* _GIVEN TASK_: Select the lines of the records containing the word "screenshot" and list them.

* _DATA_:
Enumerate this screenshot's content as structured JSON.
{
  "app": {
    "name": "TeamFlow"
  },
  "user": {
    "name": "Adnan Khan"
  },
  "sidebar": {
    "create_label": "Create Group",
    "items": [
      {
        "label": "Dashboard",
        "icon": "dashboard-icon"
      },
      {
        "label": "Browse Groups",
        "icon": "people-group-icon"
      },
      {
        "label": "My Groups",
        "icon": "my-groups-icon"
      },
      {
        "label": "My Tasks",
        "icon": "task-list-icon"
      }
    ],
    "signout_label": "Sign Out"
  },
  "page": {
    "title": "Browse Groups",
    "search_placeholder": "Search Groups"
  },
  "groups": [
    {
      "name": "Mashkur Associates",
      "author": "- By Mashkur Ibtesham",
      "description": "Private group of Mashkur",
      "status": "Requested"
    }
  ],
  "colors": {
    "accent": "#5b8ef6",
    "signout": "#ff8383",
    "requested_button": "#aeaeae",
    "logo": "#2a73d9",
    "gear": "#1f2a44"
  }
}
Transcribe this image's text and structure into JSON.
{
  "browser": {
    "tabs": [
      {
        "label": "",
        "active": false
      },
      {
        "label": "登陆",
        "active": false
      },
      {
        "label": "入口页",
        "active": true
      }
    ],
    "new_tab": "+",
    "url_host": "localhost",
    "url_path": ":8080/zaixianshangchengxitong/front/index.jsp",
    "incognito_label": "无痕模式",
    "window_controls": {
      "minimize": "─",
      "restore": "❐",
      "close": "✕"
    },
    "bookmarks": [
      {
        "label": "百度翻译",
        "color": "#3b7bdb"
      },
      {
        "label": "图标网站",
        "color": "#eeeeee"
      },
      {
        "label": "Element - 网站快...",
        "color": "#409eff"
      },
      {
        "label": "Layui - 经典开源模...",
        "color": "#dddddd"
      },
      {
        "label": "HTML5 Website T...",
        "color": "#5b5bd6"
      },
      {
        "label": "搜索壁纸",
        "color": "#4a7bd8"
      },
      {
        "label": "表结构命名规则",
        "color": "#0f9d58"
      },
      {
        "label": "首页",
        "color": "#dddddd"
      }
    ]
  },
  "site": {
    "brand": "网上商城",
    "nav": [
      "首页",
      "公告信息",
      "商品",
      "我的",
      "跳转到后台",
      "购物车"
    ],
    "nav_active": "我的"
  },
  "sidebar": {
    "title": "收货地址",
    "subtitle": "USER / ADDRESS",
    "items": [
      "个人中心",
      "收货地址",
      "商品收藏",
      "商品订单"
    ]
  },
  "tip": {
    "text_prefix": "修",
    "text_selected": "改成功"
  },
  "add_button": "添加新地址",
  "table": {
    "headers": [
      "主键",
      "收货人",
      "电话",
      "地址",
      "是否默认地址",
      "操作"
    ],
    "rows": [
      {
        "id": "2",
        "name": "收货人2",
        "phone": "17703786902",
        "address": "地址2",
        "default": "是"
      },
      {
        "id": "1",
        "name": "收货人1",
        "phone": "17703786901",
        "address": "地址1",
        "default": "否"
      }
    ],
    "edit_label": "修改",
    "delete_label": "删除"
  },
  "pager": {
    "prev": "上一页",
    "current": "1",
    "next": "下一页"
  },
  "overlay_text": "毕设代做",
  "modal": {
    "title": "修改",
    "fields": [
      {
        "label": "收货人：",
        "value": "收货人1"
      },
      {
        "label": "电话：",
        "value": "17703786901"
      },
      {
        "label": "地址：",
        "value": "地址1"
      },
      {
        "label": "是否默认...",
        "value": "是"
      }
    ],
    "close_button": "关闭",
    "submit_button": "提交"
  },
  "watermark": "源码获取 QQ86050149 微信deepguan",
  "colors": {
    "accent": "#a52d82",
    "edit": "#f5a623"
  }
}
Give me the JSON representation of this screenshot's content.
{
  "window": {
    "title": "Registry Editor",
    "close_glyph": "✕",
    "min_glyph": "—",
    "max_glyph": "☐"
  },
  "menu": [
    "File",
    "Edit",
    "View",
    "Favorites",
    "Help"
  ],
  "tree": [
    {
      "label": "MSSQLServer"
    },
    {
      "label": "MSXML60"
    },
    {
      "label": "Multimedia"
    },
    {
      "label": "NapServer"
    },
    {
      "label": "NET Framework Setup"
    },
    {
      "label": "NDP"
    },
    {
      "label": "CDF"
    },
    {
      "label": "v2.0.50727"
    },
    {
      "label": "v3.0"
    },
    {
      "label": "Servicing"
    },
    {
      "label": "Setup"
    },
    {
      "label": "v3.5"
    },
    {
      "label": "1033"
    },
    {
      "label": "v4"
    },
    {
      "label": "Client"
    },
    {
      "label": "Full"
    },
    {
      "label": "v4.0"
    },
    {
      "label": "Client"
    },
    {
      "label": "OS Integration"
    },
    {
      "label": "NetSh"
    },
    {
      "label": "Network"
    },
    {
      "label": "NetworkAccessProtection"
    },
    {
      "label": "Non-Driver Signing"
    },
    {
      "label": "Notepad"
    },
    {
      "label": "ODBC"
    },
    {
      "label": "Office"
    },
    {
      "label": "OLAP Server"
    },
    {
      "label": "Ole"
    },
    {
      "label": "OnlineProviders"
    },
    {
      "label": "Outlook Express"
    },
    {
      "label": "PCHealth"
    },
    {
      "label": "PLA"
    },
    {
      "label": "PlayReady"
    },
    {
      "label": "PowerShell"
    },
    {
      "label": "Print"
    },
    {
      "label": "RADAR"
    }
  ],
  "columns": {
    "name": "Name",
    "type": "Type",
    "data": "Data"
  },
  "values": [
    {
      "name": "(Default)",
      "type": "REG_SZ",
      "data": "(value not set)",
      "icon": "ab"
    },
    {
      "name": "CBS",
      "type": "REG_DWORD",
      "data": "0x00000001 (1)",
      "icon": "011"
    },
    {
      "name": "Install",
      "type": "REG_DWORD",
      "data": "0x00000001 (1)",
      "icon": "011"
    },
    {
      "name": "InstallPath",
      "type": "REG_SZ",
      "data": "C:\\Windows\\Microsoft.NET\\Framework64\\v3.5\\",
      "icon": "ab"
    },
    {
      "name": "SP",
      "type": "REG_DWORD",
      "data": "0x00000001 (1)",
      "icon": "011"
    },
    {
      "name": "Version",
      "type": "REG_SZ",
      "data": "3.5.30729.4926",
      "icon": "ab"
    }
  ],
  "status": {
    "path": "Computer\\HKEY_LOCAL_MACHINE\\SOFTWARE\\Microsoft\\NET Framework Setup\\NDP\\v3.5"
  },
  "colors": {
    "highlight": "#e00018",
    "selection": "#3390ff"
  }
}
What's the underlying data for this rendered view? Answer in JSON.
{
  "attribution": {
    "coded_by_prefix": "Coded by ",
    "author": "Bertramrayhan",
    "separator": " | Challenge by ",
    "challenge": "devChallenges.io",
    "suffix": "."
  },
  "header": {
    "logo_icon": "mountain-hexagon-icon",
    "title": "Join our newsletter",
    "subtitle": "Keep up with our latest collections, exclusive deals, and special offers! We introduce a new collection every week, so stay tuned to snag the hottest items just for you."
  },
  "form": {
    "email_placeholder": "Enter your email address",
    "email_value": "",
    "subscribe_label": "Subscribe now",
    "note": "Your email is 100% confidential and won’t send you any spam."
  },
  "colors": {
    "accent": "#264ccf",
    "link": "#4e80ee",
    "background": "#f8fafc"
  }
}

* _FULL SOLUTION_:
Enumerate this screenshot's content as structured JSON.
Give me the JSON representation of this screenshot's content.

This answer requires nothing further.